REQUIREMENT »
Without including any pictures, write out the listing below exactly.

RAW RECORDS »

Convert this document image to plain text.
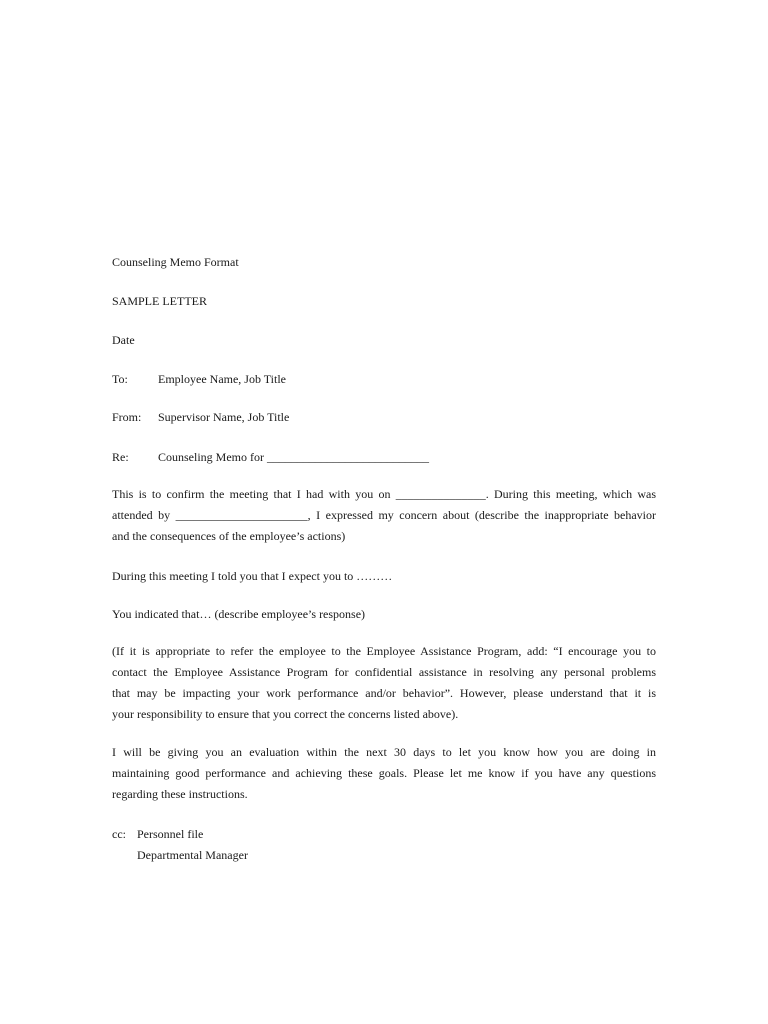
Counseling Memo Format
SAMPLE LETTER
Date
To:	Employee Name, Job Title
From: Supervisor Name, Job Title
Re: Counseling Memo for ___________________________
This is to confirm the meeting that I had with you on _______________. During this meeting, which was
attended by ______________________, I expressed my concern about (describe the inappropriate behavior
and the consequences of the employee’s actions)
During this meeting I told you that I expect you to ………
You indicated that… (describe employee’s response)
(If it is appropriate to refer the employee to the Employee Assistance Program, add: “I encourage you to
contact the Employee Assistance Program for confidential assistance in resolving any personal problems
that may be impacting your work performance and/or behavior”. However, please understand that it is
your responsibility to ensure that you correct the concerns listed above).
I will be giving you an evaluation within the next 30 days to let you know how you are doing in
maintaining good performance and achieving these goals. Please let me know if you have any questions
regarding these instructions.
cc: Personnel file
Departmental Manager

ANSWER TO THIS PROBLEM »
Convert this document image to plain text.
Counseling Memo Format
SAMPLE LETTER
Date
To:	Employee Name, Job Title
From: Supervisor Name, Job Title
Re: Counseling Memo for ___________________________
This is to confirm the meeting that I had with you on _______________. During this meeting, which was
attended by ______________________, I expressed my concern about (describe the inappropriate behavior
and the consequences of the employee’s actions)
During this meeting I told you that I expect you to ………
You indicated that… (describe employee’s response)
(If it is appropriate to refer the employee to the Employee Assistance Program, add: “I encourage you to
contact the Employee Assistance Program for confidential assistance in resolving any personal problems
that may be impacting your work performance and/or behavior”. However, please understand that it is
your responsibility to ensure that you correct the concerns listed above).
I will be giving you an evaluation within the next 30 days to let you know how you are doing in
maintaining good performance and achieving these goals. Please let me know if you have any questions
regarding these instructions.
cc: Personnel file
Departmental Manager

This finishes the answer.